JOB >>
From the entries that follow, gather each line holding the word "peut".

◇ ◇ ◇ ◇ ◇ ◇ ◇

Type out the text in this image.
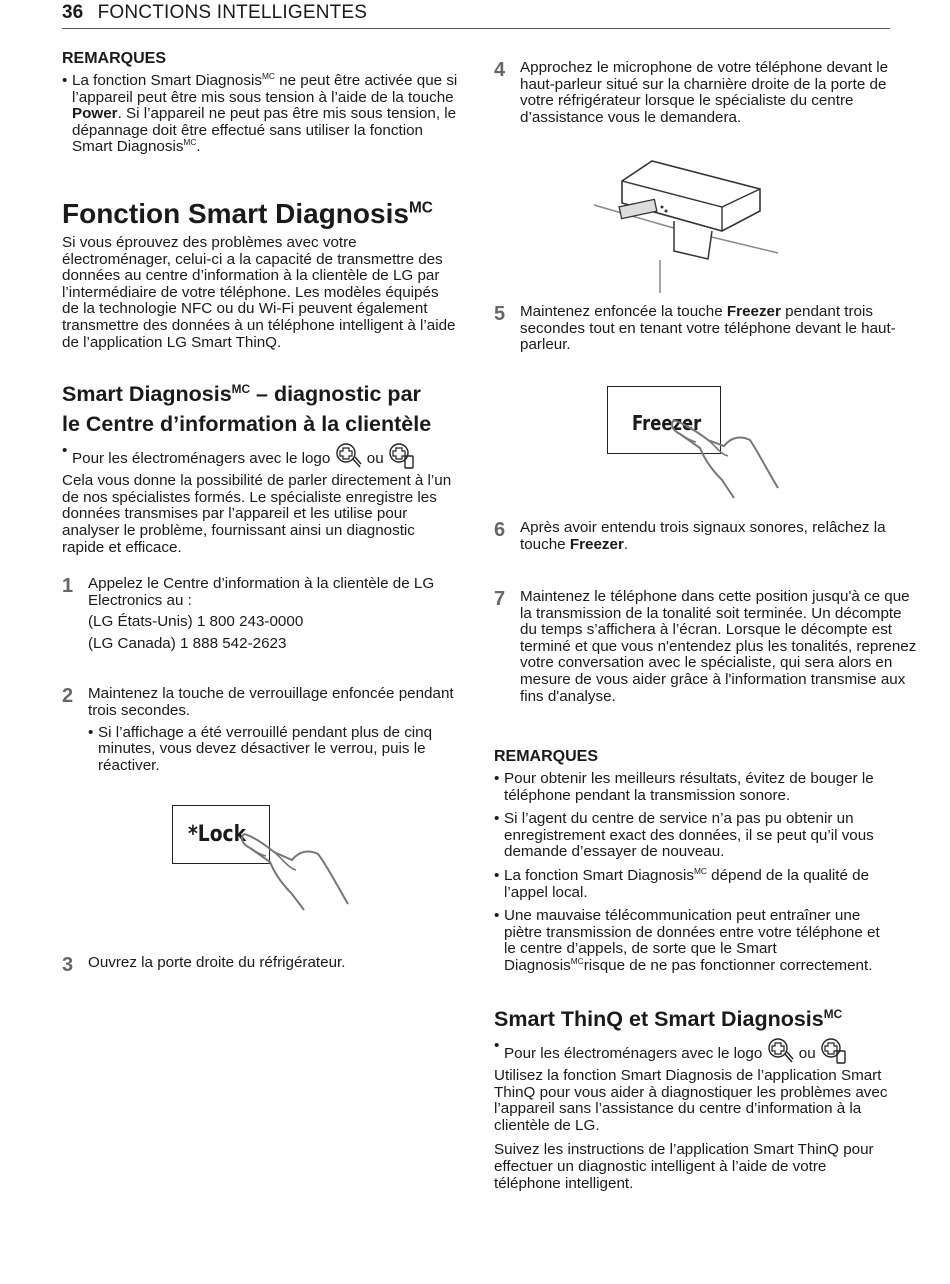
36 FONCTIONS INTELLIGENTES
REMARQUES
• La fonction Smart Diagnosis$^{MC}$ ne peut être activée que si l’appareil peut être mis sous tension à l’aide de la touche Power. Si l’appareil ne peut pas être mis sous tension, le dépannage doit être effectué sans utiliser la fonction Smart Diagnosis$^{MC}$.
Fonction Smart Diagnosis$^{MC}$

Si vous éprouvez des problèmes avec votre électroménager, celui-ci a la capacité de transmettre des données au centre d’information à la clientèle de LG par l’intermédiaire de votre téléphone. Les modèles équipés de la technologie NFC ou du Wi-Fi peuvent également transmettre des données à un téléphone intelligent à l’aide de l’application LG Smart ThinQ.

Smart Diagnosis$^{MC}$ – diagnostic par
le Centre d’information à la clientèle
• Pour les électroménagers avec le logo  ou

Cela vous donne la possibilité de parler directement à l’un de nos spécialistes formés. Le spécialiste enregistre les données transmises par l’appareil et les utilise pour analyser le problème, fournissant ainsi un diagnostic rapide et efficace.

1 Appelez le Centre d’information à la clientèle de LG Electronics au :

(LG États-Unis) 1 800 243-0000

(LG Canada) 1 888 542-2623

2 Maintenez la touche de verrouillage enfoncée pendant trois secondes.

• Si l’affichage a été verrouillé pendant plus de cinq minutes, vous devez désactiver le verrou, puis le réactiver.
3 Ouvrez la porte droite du réfrigérateur.

*Lock
4 Approchez le microphone de votre téléphone devant le haut-parleur situé sur la charnière droite de la porte de votre réfrigérateur lorsque le spécialiste du centre d’assistance vous le demandera.

5 Maintenez enfoncée la touche Freezer pendant trois secondes tout en tenant votre téléphone devant le haut-parleur.

6 Après avoir entendu trois signaux sonores, relâchez la touche Freezer.

7 Maintenez le téléphone dans cette position jusqu'à ce que la transmission de la tonalité soit terminée. Un décompte du temps s’affichera à l’écran. Lorsque le décompte est terminé et que vous n'entendez plus les tonalités, reprenez votre conversation avec le spécialiste, qui sera alors en mesure de vous aider grâce à l'information transmise aux fins d'analyse.

REMARQUES
• Pour obtenir les meilleurs résultats, évitez de bouger le téléphone pendant la transmission sonore.
• Si l’agent du centre de service n’a pas pu obtenir un enregistrement exact des données, il se peut qu’il vous demande d’essayer de nouveau.
• La fonction Smart Diagnosis$^{MC}$ dépend de la qualité de l’appel local.
• Une mauvaise télécommunication peut entraîner une piètre transmission de données entre votre téléphone et le centre d’appels, de sorte que le Smart Diagnosis$^{MC}$risque de ne pas fonctionner correctement.
Smart ThinQ et Smart Diagnosis$^{MC}$
• Pour les électroménagers avec le logo  ou

Utilisez la fonction Smart Diagnosis de l’application Smart ThinQ pour vous aider à diagnostiquer les problèmes avec l’appareil sans l’assistance du centre d’information à la clientèle de LG.

Suivez les instructions de l’application Smart ThinQ pour effectuer un diagnostic intelligent à l’aide de votre téléphone intelligent.

Freezer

◇ ◇ ◇ ◇ ◇ ◇ ◇

RESULT FOR THIS TASK >>
• La fonction Smart Diagnosis$^{MC}$ ne peut être activée que si l’appareil peut être mis sous tension à l’aide de la touche Power. Si l’appareil ne peut pas être mis sous tension, le dépannage doit être effectué sans utiliser la fonction Smart Diagnosis$^{MC}$.
• Si l’agent du centre de service n’a pas pu obtenir un enregistrement exact des données, il se peut qu’il vous demande d’essayer de nouveau.
• Une mauvaise télécommunication peut entraîner une piètre transmission de données entre votre téléphone et le centre d’appels, de sorte que le Smart Diagnosis$^{MC}$risque de ne pas fonctionner correctement.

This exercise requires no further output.